=== Provided records ===
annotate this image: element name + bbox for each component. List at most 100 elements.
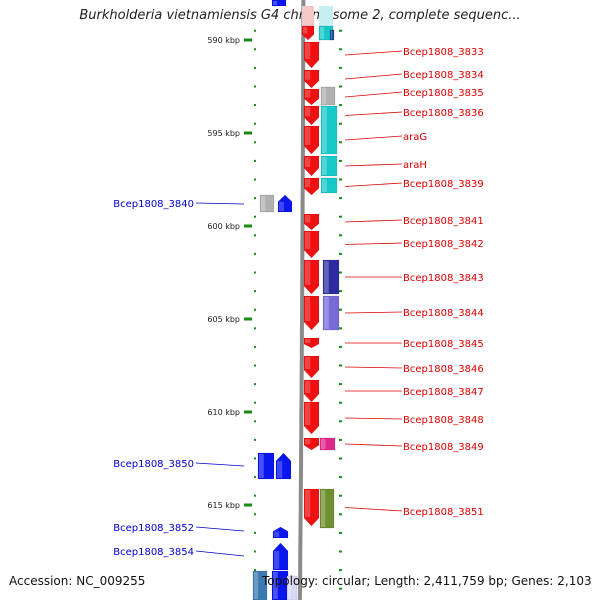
gene-label[interactable]: Bcep1808_3848: [403, 415, 484, 426]
gene-label[interactable]: Bcep1808_3845: [403, 339, 484, 350]
domain-navy-shine: [324, 261, 329, 293]
gene-label-leader: [344, 50, 403, 56]
gene-label[interactable]: Bcep1808_3833: [403, 47, 484, 58]
scale-minor-tick: [254, 122, 256, 125]
gene-label-leader: [195, 462, 245, 467]
backbone-layer: [297, 0, 306, 600]
scale-minor-tick: [254, 476, 256, 479]
gene-label-leader: [344, 163, 403, 167]
domain-purple: [322, 295, 340, 331]
scale-minor-tick: [254, 327, 256, 330]
scale-minor-tick: [254, 104, 256, 107]
gene-blue: [272, 542, 289, 571]
gene-blue-shine: [274, 551, 280, 569]
scale-minor-tick: [339, 401, 342, 404]
gene-red: [303, 295, 320, 331]
scale-tick-label: 610 kbp: [207, 408, 240, 417]
scale-minor-tick: [339, 29, 342, 32]
gene-label[interactable]: Bcep1808_3840: [113, 199, 194, 210]
gene-red-shine: [305, 490, 311, 517]
gene-label[interactable]: araH: [403, 160, 427, 171]
gene-red: [303, 259, 320, 295]
domain-cyan: [320, 177, 338, 194]
gene-label[interactable]: Bcep1808_3842: [403, 239, 484, 250]
gene-label-leader: [195, 526, 245, 532]
gene-blue-shine: [274, 531, 280, 537]
label-layer: Bcep1808_3833 Bcep1808_3834 Bcep1808_3835 B…: [113, 47, 484, 558]
gene-blue-shine: [259, 454, 264, 478]
scale-minor-tick: [254, 271, 256, 274]
gene-label[interactable]: Bcep1808_3839: [403, 179, 484, 190]
gene-red-shine: [305, 439, 311, 445]
gene-label-leader: [344, 366, 403, 369]
scale-minor-tick: [254, 494, 256, 497]
scale-minor-tick: [254, 66, 256, 69]
tick-layer: 590 kbp 595 kbp 600 kbp 605 kbp 610 kbp 615 k…: [207, 29, 342, 590]
scale-minor-tick: [254, 364, 256, 367]
gene-label[interactable]: Bcep1808_3852: [113, 523, 194, 534]
scale-minor-tick: [254, 401, 256, 404]
scale-minor-tick: [339, 85, 342, 88]
gene-label[interactable]: Bcep1808_3854: [113, 547, 194, 558]
scale-minor-tick: [254, 197, 256, 200]
scale-minor-tick: [339, 345, 342, 348]
gene-label[interactable]: Bcep1808_3851: [403, 507, 484, 518]
gene-red: [303, 88, 320, 106]
domain-gray: [320, 86, 336, 106]
gene-label[interactable]: araG: [403, 132, 427, 143]
scale-minor-tick: [254, 85, 256, 88]
gene-label[interactable]: Bcep1808_3841: [403, 216, 484, 227]
gene-label[interactable]: Bcep1808_3835: [403, 88, 484, 99]
feature-faded: [302, 6, 314, 26]
scale-minor-tick: [339, 197, 342, 200]
accession-text: Accession: NC_009255: [9, 574, 146, 588]
scale-minor-tick: [339, 531, 342, 534]
gene-red-shine: [305, 381, 311, 393]
scale-minor-tick: [339, 141, 342, 144]
scale-minor-tick: [254, 159, 256, 162]
gene-label[interactable]: Bcep1808_3847: [403, 387, 484, 398]
gene-blue-shine: [277, 461, 283, 478]
gene-blue: [272, 526, 289, 539]
scale-minor-tick: [339, 550, 342, 553]
gene-label-leader: [344, 242, 403, 245]
gene-faded: [286, 575, 298, 600]
gene-red-shine: [305, 232, 311, 249]
scale-minor-tick: [339, 364, 342, 367]
gene-label-leader: [344, 311, 403, 314]
scale-minor-tick: [339, 587, 342, 590]
domain-cyan-shine: [322, 179, 327, 192]
gene-label[interactable]: Bcep1808_3836: [403, 108, 484, 119]
domain-gray-shine: [322, 88, 327, 104]
scale-tick-label: 600 kbp: [207, 222, 240, 231]
domain-magenta: [319, 437, 336, 451]
gene-red: [303, 437, 320, 451]
scale-minor-tick: [254, 252, 256, 255]
gene-label-leader: [344, 111, 403, 116]
gene-faded-shine: [288, 577, 291, 599]
domain-cyan-shine: [322, 157, 327, 175]
domain-cyan: [320, 105, 338, 155]
domain-navy: [322, 259, 340, 295]
gene-label[interactable]: Bcep1808_3844: [403, 308, 484, 319]
gene-red-shine: [305, 357, 311, 369]
scale-minor-tick: [339, 48, 342, 51]
gene-label[interactable]: Bcep1808_3834: [403, 70, 484, 81]
gene-red: [303, 69, 320, 89]
gene-red-shine: [305, 90, 311, 98]
gene-label[interactable]: Bcep1808_3843: [403, 273, 484, 284]
gene-red-shine: [305, 43, 311, 59]
scale-minor-tick: [254, 178, 256, 181]
genome-backbone: [297, 0, 306, 600]
gene-label[interactable]: Bcep1808_3850: [113, 459, 194, 470]
gene-blue: [257, 452, 275, 480]
gene-label[interactable]: Bcep1808_3846: [403, 364, 484, 375]
scale-minor-tick: [339, 308, 342, 311]
gene-steel: [252, 570, 268, 600]
gene-gray-shine: [261, 196, 266, 211]
gene-red-shine: [305, 157, 311, 167]
gene-label[interactable]: Bcep1808_3849: [403, 442, 484, 453]
scale-minor-tick: [339, 476, 342, 479]
scale-minor-tick: [339, 513, 342, 516]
===
**Description of the task**
All of the entries above should be retyped exactly, with the pictures left out.

**Solution**
annotate this image: element name + bbox for each component. List at most 100 elements.
gene-label[interactable]: Bcep1808_3848: [403, 415, 484, 426]
gene-label[interactable]: Bcep1808_3845: [403, 339, 484, 350]
domain-navy-shine: [324, 261, 329, 293]
gene-label-leader: [344, 50, 403, 56]
gene-label[interactable]: Bcep1808_3833: [403, 47, 484, 58]
scale-minor-tick: [254, 122, 256, 125]
gene-label-leader: [195, 462, 245, 467]
backbone-layer: [297, 0, 306, 600]
scale-minor-tick: [254, 476, 256, 479]
gene-label-leader: [344, 163, 403, 167]
domain-purple: [322, 295, 340, 331]
scale-minor-tick: [254, 327, 256, 330]
scale-minor-tick: [254, 104, 256, 107]
gene-blue: [272, 542, 289, 571]
gene-blue-shine: [274, 551, 280, 569]
scale-minor-tick: [339, 401, 342, 404]
gene-red: [303, 295, 320, 331]
scale-tick-label: 610 kbp: [207, 408, 240, 417]
scale-minor-tick: [339, 29, 342, 32]
gene-label[interactable]: Bcep1808_3840: [113, 199, 194, 210]
gene-red-shine: [305, 490, 311, 517]
gene-label[interactable]: araH: [403, 160, 427, 171]
gene-red: [303, 259, 320, 295]
domain-cyan: [320, 177, 338, 194]
gene-label[interactable]: Bcep1808_3842: [403, 239, 484, 250]
gene-label-leader: [195, 526, 245, 532]
gene-blue-shine: [274, 531, 280, 537]
label-layer: Bcep1808_3833 Bcep1808_3834 Bcep1808_3835 B…: [113, 47, 484, 558]
gene-blue-shine: [259, 454, 264, 478]
scale-minor-tick: [254, 271, 256, 274]
gene-label[interactable]: Bcep1808_3839: [403, 179, 484, 190]
gene-red-shine: [305, 439, 311, 445]
gene-label-leader: [344, 366, 403, 369]
scale-minor-tick: [254, 494, 256, 497]
scale-minor-tick: [254, 66, 256, 69]
tick-layer: 590 kbp 595 kbp 600 kbp 605 kbp 610 kbp 615 k…: [207, 29, 342, 590]
scale-minor-tick: [254, 364, 256, 367]
gene-label[interactable]: Bcep1808_3852: [113, 523, 194, 534]
scale-minor-tick: [254, 401, 256, 404]
scale-minor-tick: [339, 85, 342, 88]
gene-label[interactable]: Bcep1808_3854: [113, 547, 194, 558]
scale-minor-tick: [254, 197, 256, 200]
scale-minor-tick: [339, 345, 342, 348]
gene-label[interactable]: Bcep1808_3851: [403, 507, 484, 518]
gene-red: [303, 88, 320, 106]
domain-gray: [320, 86, 336, 106]
gene-label[interactable]: araG: [403, 132, 427, 143]
scale-minor-tick: [254, 85, 256, 88]
gene-label[interactable]: Bcep1808_3841: [403, 216, 484, 227]
gene-label[interactable]: Bcep1808_3835: [403, 88, 484, 99]
feature-faded: [302, 6, 314, 26]
scale-minor-tick: [339, 197, 342, 200]
accession-text: Accession: NC_009255: [9, 574, 146, 588]
scale-minor-tick: [339, 531, 342, 534]
gene-red-shine: [305, 381, 311, 393]
scale-minor-tick: [339, 141, 342, 144]
scale-minor-tick: [254, 159, 256, 162]
gene-label[interactable]: Bcep1808_3847: [403, 387, 484, 398]
gene-blue-shine: [277, 461, 283, 478]
gene-blue: [272, 526, 289, 539]
scale-minor-tick: [339, 550, 342, 553]
gene-label-leader: [344, 242, 403, 245]
gene-faded: [286, 575, 298, 600]
gene-red-shine: [305, 232, 311, 249]
scale-minor-tick: [339, 364, 342, 367]
gene-label-leader: [344, 311, 403, 314]
scale-minor-tick: [339, 587, 342, 590]
domain-cyan-shine: [322, 179, 327, 192]
gene-label[interactable]: Bcep1808_3836: [403, 108, 484, 119]
domain-gray-shine: [322, 88, 327, 104]
scale-tick-label: 600 kbp: [207, 222, 240, 231]
domain-magenta: [319, 437, 336, 451]
gene-red: [303, 437, 320, 451]
scale-minor-tick: [254, 252, 256, 255]
gene-label-leader: [344, 111, 403, 116]
gene-faded-shine: [288, 577, 291, 599]
domain-cyan-shine: [322, 157, 327, 175]
domain-cyan: [320, 105, 338, 155]
domain-navy: [322, 259, 340, 295]
gene-label[interactable]: Bcep1808_3844: [403, 308, 484, 319]
gene-red-shine: [305, 357, 311, 369]
scale-minor-tick: [339, 48, 342, 51]
gene-label[interactable]: Bcep1808_3834: [403, 70, 484, 81]
gene-red: [303, 69, 320, 89]
gene-red-shine: [305, 90, 311, 98]
gene-label[interactable]: Bcep1808_3843: [403, 273, 484, 284]
gene-red-shine: [305, 43, 311, 59]
scale-minor-tick: [254, 178, 256, 181]
genome-backbone: [297, 0, 306, 600]
gene-label[interactable]: Bcep1808_3850: [113, 459, 194, 470]
gene-blue: [257, 452, 275, 480]
gene-label[interactable]: Bcep1808_3846: [403, 364, 484, 375]
scale-minor-tick: [339, 308, 342, 311]
gene-steel: [252, 570, 268, 600]
gene-gray-shine: [261, 196, 266, 211]
gene-red-shine: [305, 157, 311, 167]
gene-label[interactable]: Bcep1808_3849: [403, 442, 484, 453]
scale-minor-tick: [339, 476, 342, 479]
scale-minor-tick: [339, 513, 342, 516]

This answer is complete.